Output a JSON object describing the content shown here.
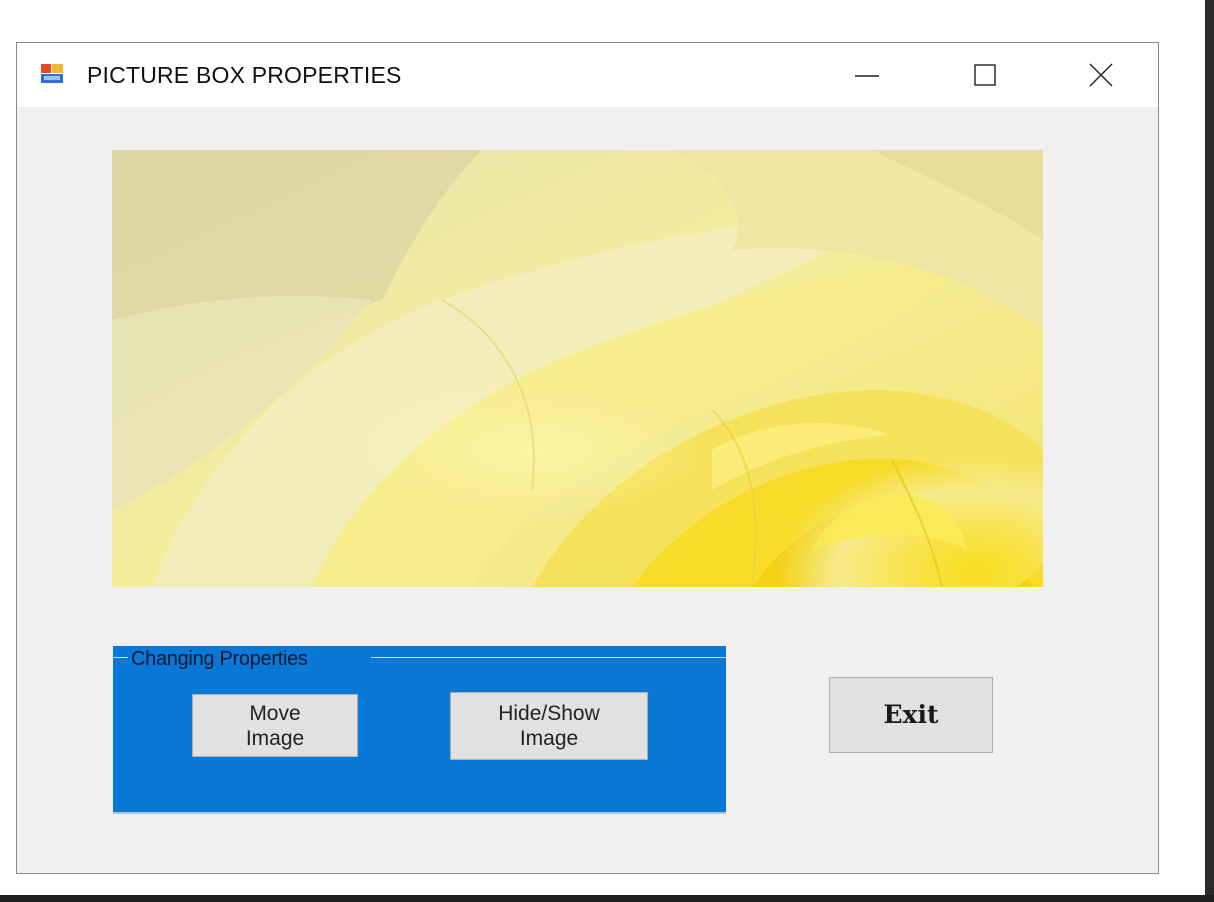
{
  "window": {
    "title": "PICTURE BOX PROPERTIES",
    "icon": "app-form-icon",
    "controls": [
      "minimize-icon",
      "maximize-icon",
      "close-icon"
    ]
  },
  "picture_box": {
    "content": "yellow rose photo"
  },
  "group": {
    "label": "Changing Properties",
    "background_color": "#0a78d7"
  },
  "buttons": {
    "move_line1": "Move",
    "move_line2": "Image",
    "hide_line1": "Hide/Show",
    "hide_line2": "Image",
    "exit": "Exit"
  }
}
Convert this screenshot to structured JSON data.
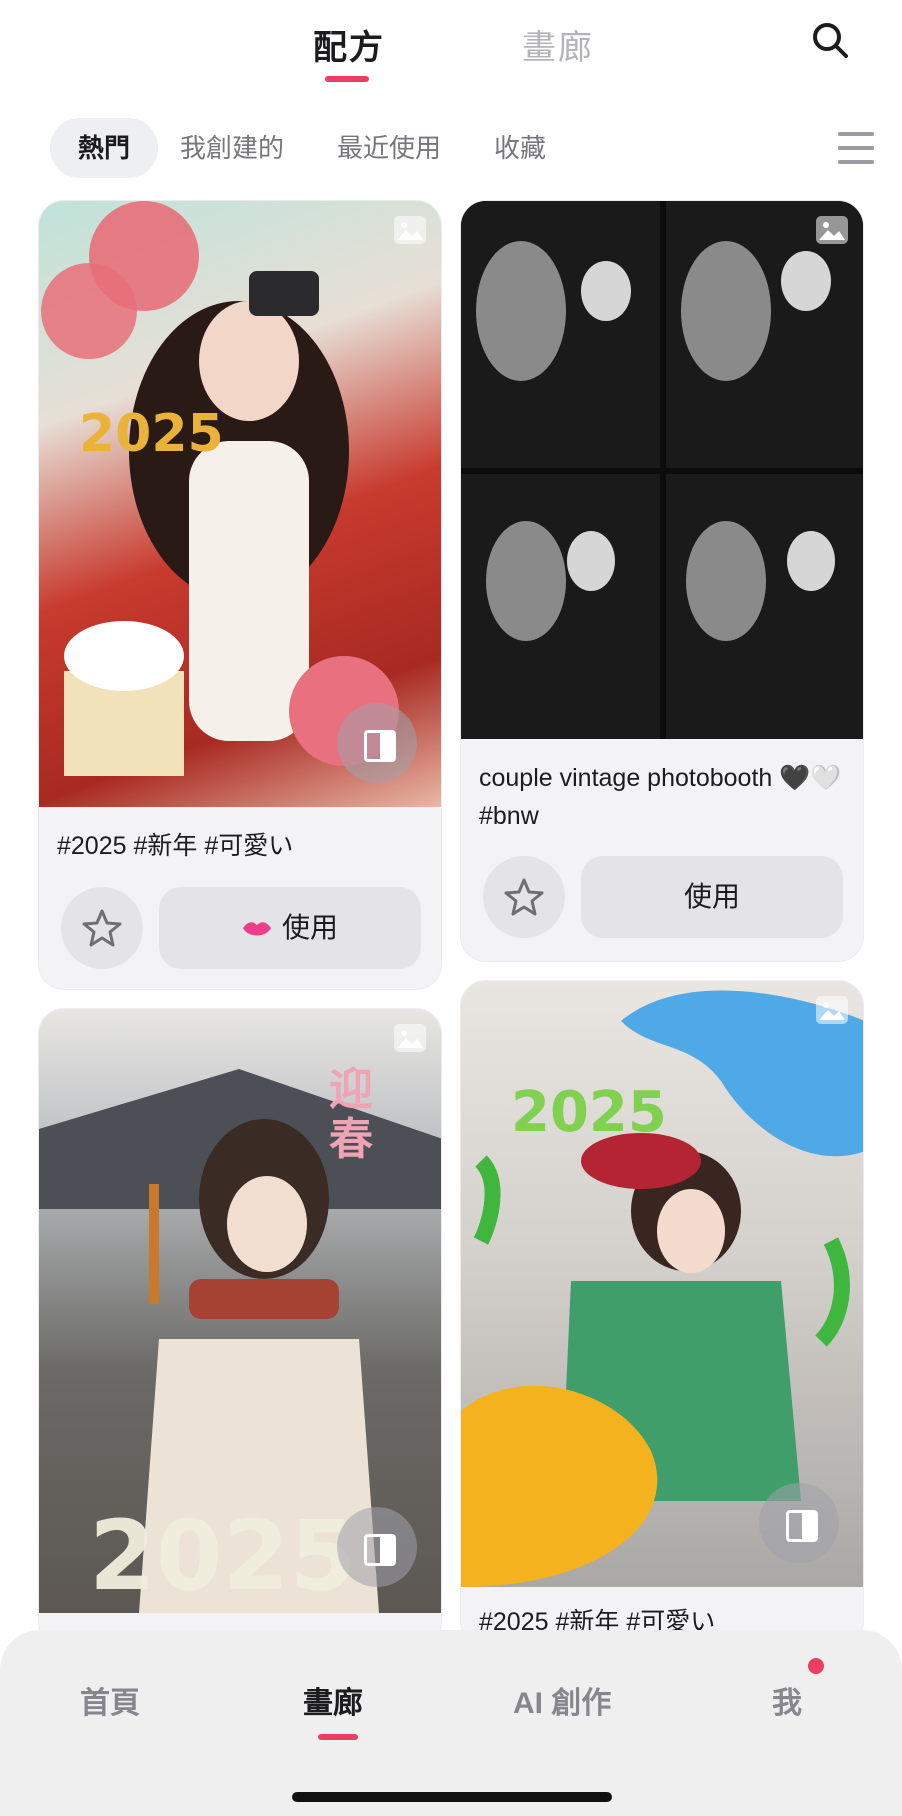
{
  "header": {
    "tabs": [
      {
        "label": "配方",
        "active": true
      },
      {
        "label": "畫廊",
        "active": false
      }
    ],
    "search_icon": "search-icon"
  },
  "filters": {
    "chips": [
      {
        "label": "熱門",
        "active": true
      },
      {
        "label": "我創建的",
        "active": false
      },
      {
        "label": "最近使用",
        "active": false
      },
      {
        "label": "收藏",
        "active": false
      }
    ],
    "menu_icon": "menu-icon"
  },
  "cards": [
    {
      "caption": "#2025 #新年 #可愛い",
      "use_label": "使用",
      "has_heart": true
    },
    {
      "caption": "couple vintage photobooth 🖤🤍 #bnw",
      "use_label": "使用",
      "has_heart": false
    },
    {
      "caption": "",
      "use_label": "",
      "has_heart": false
    },
    {
      "caption": "#2025 #新年 #可愛い",
      "use_label": "",
      "has_heart": false
    }
  ],
  "bottom_nav": {
    "items": [
      {
        "label": "首頁",
        "active": false
      },
      {
        "label": "畫廊",
        "active": true
      },
      {
        "label": "AI 創作",
        "active": false
      },
      {
        "label": "我",
        "active": false
      }
    ]
  },
  "colors": {
    "accent": "#ee3d64"
  }
}
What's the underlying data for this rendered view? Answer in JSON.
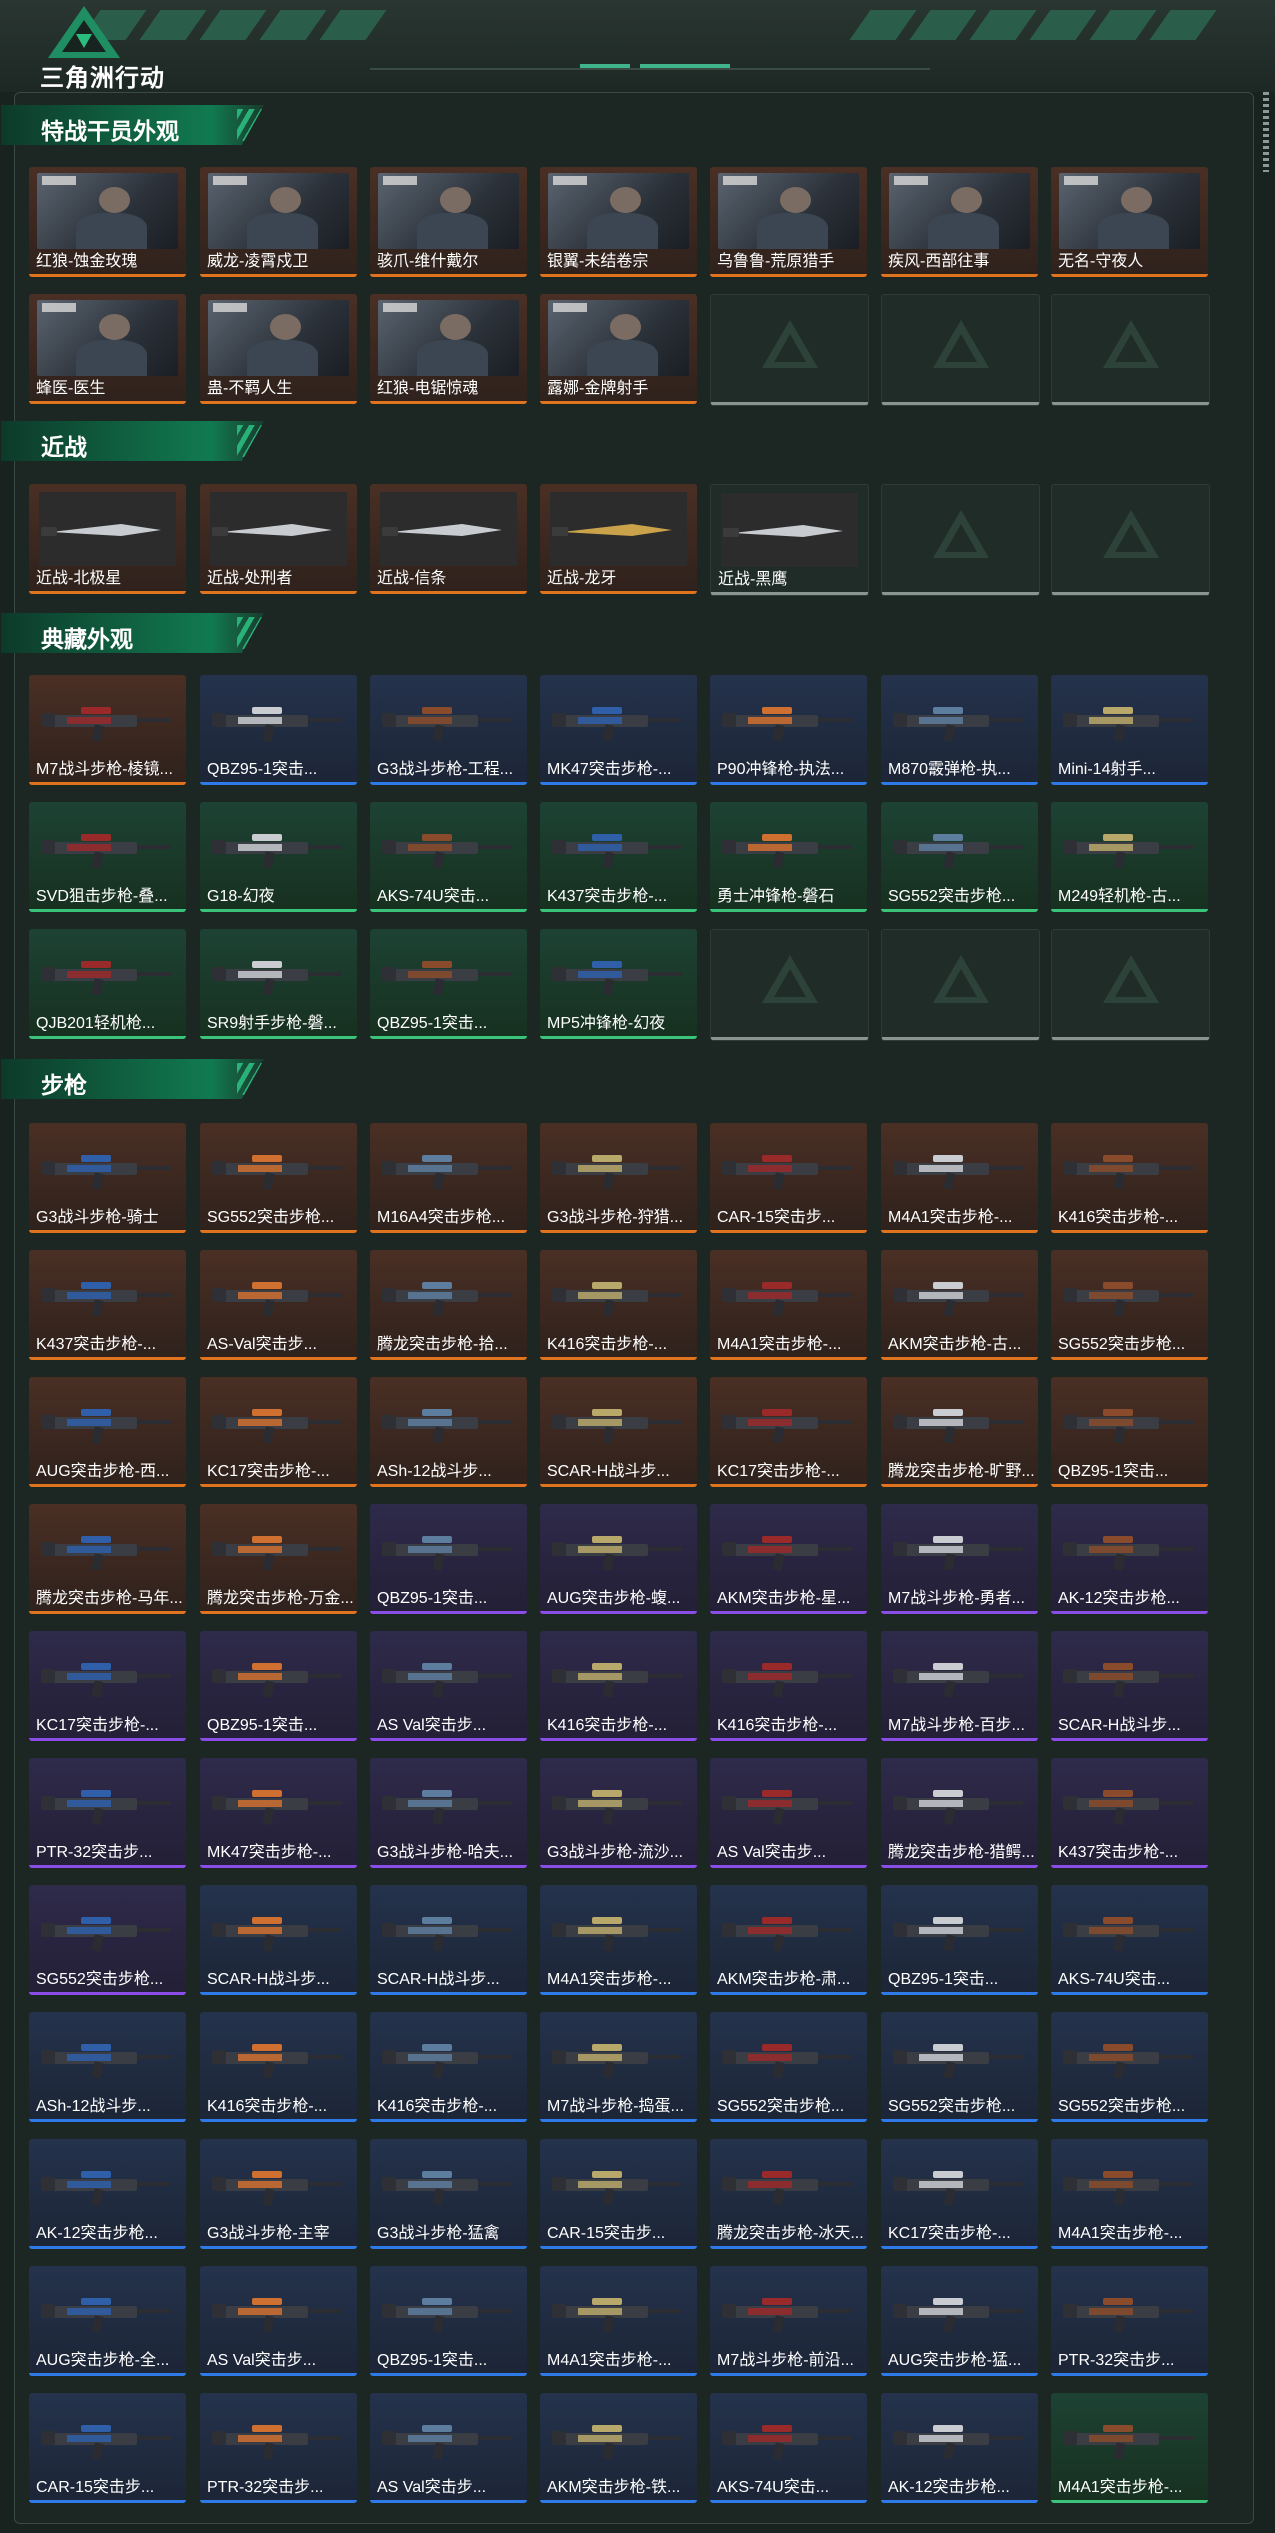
{
  "app": {
    "title": "三角洲行动"
  },
  "sections": [
    {
      "title": "特战干员外观",
      "items": [
        {
          "label": "红狼-蚀金玫瑰",
          "rarity": "orange"
        },
        {
          "label": "威龙-凌霄戍卫",
          "rarity": "orange"
        },
        {
          "label": "骇爪-维什戴尔",
          "rarity": "orange"
        },
        {
          "label": "银翼-未结卷宗",
          "rarity": "orange"
        },
        {
          "label": "乌鲁鲁-荒原猎手",
          "rarity": "orange"
        },
        {
          "label": "疾风-西部往事",
          "rarity": "orange"
        },
        {
          "label": "无名-守夜人",
          "rarity": "orange"
        },
        {
          "label": "蜂医-医生",
          "rarity": "orange"
        },
        {
          "label": "蛊-不羁人生",
          "rarity": "orange"
        },
        {
          "label": "红狼-电锯惊魂",
          "rarity": "orange"
        },
        {
          "label": "露娜-金牌射手",
          "rarity": "orange"
        }
      ]
    },
    {
      "title": "近战",
      "items": [
        {
          "label": "近战-北极星",
          "rarity": "orange"
        },
        {
          "label": "近战-处刑者",
          "rarity": "orange"
        },
        {
          "label": "近战-信条",
          "rarity": "orange"
        },
        {
          "label": "近战-龙牙",
          "rarity": "orange"
        },
        {
          "label": "近战-黑鹰",
          "rarity": "empty"
        }
      ]
    },
    {
      "title": "典藏外观",
      "items": [
        {
          "label": "M7战斗步枪-棱镜...",
          "rarity": "orange"
        },
        {
          "label": "QBZ95-1突击...",
          "rarity": "blue"
        },
        {
          "label": "G3战斗步枪-工程...",
          "rarity": "blue"
        },
        {
          "label": "MK47突击步枪-...",
          "rarity": "blue"
        },
        {
          "label": "P90冲锋枪-执法...",
          "rarity": "blue"
        },
        {
          "label": "M870霰弹枪-执...",
          "rarity": "blue"
        },
        {
          "label": "Mini-14射手...",
          "rarity": "blue"
        },
        {
          "label": "SVD狙击步枪-叠...",
          "rarity": "green"
        },
        {
          "label": "G18-幻夜",
          "rarity": "green"
        },
        {
          "label": "AKS-74U突击...",
          "rarity": "green"
        },
        {
          "label": "K437突击步枪-...",
          "rarity": "green"
        },
        {
          "label": "勇士冲锋枪-磐石",
          "rarity": "green"
        },
        {
          "label": "SG552突击步枪...",
          "rarity": "green"
        },
        {
          "label": "M249轻机枪-古...",
          "rarity": "green"
        },
        {
          "label": "QJB201轻机枪...",
          "rarity": "green"
        },
        {
          "label": "SR9射手步枪-磐...",
          "rarity": "green"
        },
        {
          "label": "QBZ95-1突击...",
          "rarity": "green"
        },
        {
          "label": "MP5冲锋枪-幻夜",
          "rarity": "green"
        }
      ]
    },
    {
      "title": "步枪",
      "items": [
        {
          "label": "G3战斗步枪-骑士",
          "rarity": "orange"
        },
        {
          "label": "SG552突击步枪...",
          "rarity": "orange"
        },
        {
          "label": "M16A4突击步枪...",
          "rarity": "orange"
        },
        {
          "label": "G3战斗步枪-狩猎...",
          "rarity": "orange"
        },
        {
          "label": "CAR-15突击步...",
          "rarity": "orange"
        },
        {
          "label": "M4A1突击步枪-...",
          "rarity": "orange"
        },
        {
          "label": "K416突击步枪-...",
          "rarity": "orange"
        },
        {
          "label": "K437突击步枪-...",
          "rarity": "orange"
        },
        {
          "label": "AS-Val突击步...",
          "rarity": "orange"
        },
        {
          "label": "腾龙突击步枪-拾...",
          "rarity": "orange"
        },
        {
          "label": "K416突击步枪-...",
          "rarity": "orange"
        },
        {
          "label": "M4A1突击步枪-...",
          "rarity": "orange"
        },
        {
          "label": "AKM突击步枪-古...",
          "rarity": "orange"
        },
        {
          "label": "SG552突击步枪...",
          "rarity": "orange"
        },
        {
          "label": "AUG突击步枪-西...",
          "rarity": "orange"
        },
        {
          "label": "KC17突击步枪-...",
          "rarity": "orange"
        },
        {
          "label": "ASh-12战斗步...",
          "rarity": "orange"
        },
        {
          "label": "SCAR-H战斗步...",
          "rarity": "orange"
        },
        {
          "label": "KC17突击步枪-...",
          "rarity": "orange"
        },
        {
          "label": "腾龙突击步枪-旷野...",
          "rarity": "orange"
        },
        {
          "label": "QBZ95-1突击...",
          "rarity": "orange"
        },
        {
          "label": "腾龙突击步枪-马年...",
          "rarity": "orange"
        },
        {
          "label": "腾龙突击步枪-万金...",
          "rarity": "orange"
        },
        {
          "label": "QBZ95-1突击...",
          "rarity": "purple"
        },
        {
          "label": "AUG突击步枪-蝮...",
          "rarity": "purple"
        },
        {
          "label": "AKM突击步枪-星...",
          "rarity": "purple"
        },
        {
          "label": "M7战斗步枪-勇者...",
          "rarity": "purple"
        },
        {
          "label": "AK-12突击步枪...",
          "rarity": "purple"
        },
        {
          "label": "KC17突击步枪-...",
          "rarity": "purple"
        },
        {
          "label": "QBZ95-1突击...",
          "rarity": "purple"
        },
        {
          "label": "AS Val突击步...",
          "rarity": "purple"
        },
        {
          "label": "K416突击步枪-...",
          "rarity": "purple"
        },
        {
          "label": "K416突击步枪-...",
          "rarity": "purple"
        },
        {
          "label": "M7战斗步枪-百步...",
          "rarity": "purple"
        },
        {
          "label": "SCAR-H战斗步...",
          "rarity": "purple"
        },
        {
          "label": "PTR-32突击步...",
          "rarity": "purple"
        },
        {
          "label": "MK47突击步枪-...",
          "rarity": "purple"
        },
        {
          "label": "G3战斗步枪-哈夫...",
          "rarity": "purple"
        },
        {
          "label": "G3战斗步枪-流沙...",
          "rarity": "purple"
        },
        {
          "label": "AS Val突击步...",
          "rarity": "purple"
        },
        {
          "label": "腾龙突击步枪-猎鳄...",
          "rarity": "purple"
        },
        {
          "label": "K437突击步枪-...",
          "rarity": "purple"
        },
        {
          "label": "SG552突击步枪...",
          "rarity": "purple"
        },
        {
          "label": "SCAR-H战斗步...",
          "rarity": "blue"
        },
        {
          "label": "SCAR-H战斗步...",
          "rarity": "blue"
        },
        {
          "label": "M4A1突击步枪-...",
          "rarity": "blue"
        },
        {
          "label": "AKM突击步枪-肃...",
          "rarity": "blue"
        },
        {
          "label": "QBZ95-1突击...",
          "rarity": "blue"
        },
        {
          "label": "AKS-74U突击...",
          "rarity": "blue"
        },
        {
          "label": "ASh-12战斗步...",
          "rarity": "blue"
        },
        {
          "label": "K416突击步枪-...",
          "rarity": "blue"
        },
        {
          "label": "K416突击步枪-...",
          "rarity": "blue"
        },
        {
          "label": "M7战斗步枪-捣蛋...",
          "rarity": "blue"
        },
        {
          "label": "SG552突击步枪...",
          "rarity": "blue"
        },
        {
          "label": "SG552突击步枪...",
          "rarity": "blue"
        },
        {
          "label": "SG552突击步枪...",
          "rarity": "blue"
        },
        {
          "label": "AK-12突击步枪...",
          "rarity": "blue"
        },
        {
          "label": "G3战斗步枪-主宰",
          "rarity": "blue"
        },
        {
          "label": "G3战斗步枪-猛禽",
          "rarity": "blue"
        },
        {
          "label": "CAR-15突击步...",
          "rarity": "blue"
        },
        {
          "label": "腾龙突击步枪-冰天...",
          "rarity": "blue"
        },
        {
          "label": "KC17突击步枪-...",
          "rarity": "blue"
        },
        {
          "label": "M4A1突击步枪-...",
          "rarity": "blue"
        },
        {
          "label": "AUG突击步枪-全...",
          "rarity": "blue"
        },
        {
          "label": "AS Val突击步...",
          "rarity": "blue"
        },
        {
          "label": "QBZ95-1突击...",
          "rarity": "blue"
        },
        {
          "label": "M4A1突击步枪-...",
          "rarity": "blue"
        },
        {
          "label": "M7战斗步枪-前沿...",
          "rarity": "blue"
        },
        {
          "label": "AUG突击步枪-猛...",
          "rarity": "blue"
        },
        {
          "label": "PTR-32突击步...",
          "rarity": "blue"
        },
        {
          "label": "CAR-15突击步...",
          "rarity": "blue"
        },
        {
          "label": "PTR-32突击步...",
          "rarity": "blue"
        },
        {
          "label": "AS Val突击步...",
          "rarity": "blue"
        },
        {
          "label": "AKM突击步枪-铁...",
          "rarity": "blue"
        },
        {
          "label": "AKS-74U突击...",
          "rarity": "blue"
        },
        {
          "label": "AK-12突击步枪...",
          "rarity": "blue"
        },
        {
          "label": "M4A1突击步枪-...",
          "rarity": "green"
        }
      ]
    }
  ],
  "colors": {
    "accent": "#2bbd7e",
    "orange": "#e0731e",
    "purple": "#8a4de8",
    "blue": "#2e7ae8",
    "green": "#39c47a"
  }
}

**EXERCISE PROMPT**
Filter the listing above by the word "icon"; copy each line that passes.

**ANSWER FOR THIS EXERCISE**
    "icon": "app-form-icon",
      "minimize-icon",
      "maximize-icon",
      "close-icon"
    "search_icon": "search-icon"
    "menu_icon": "menu-icon"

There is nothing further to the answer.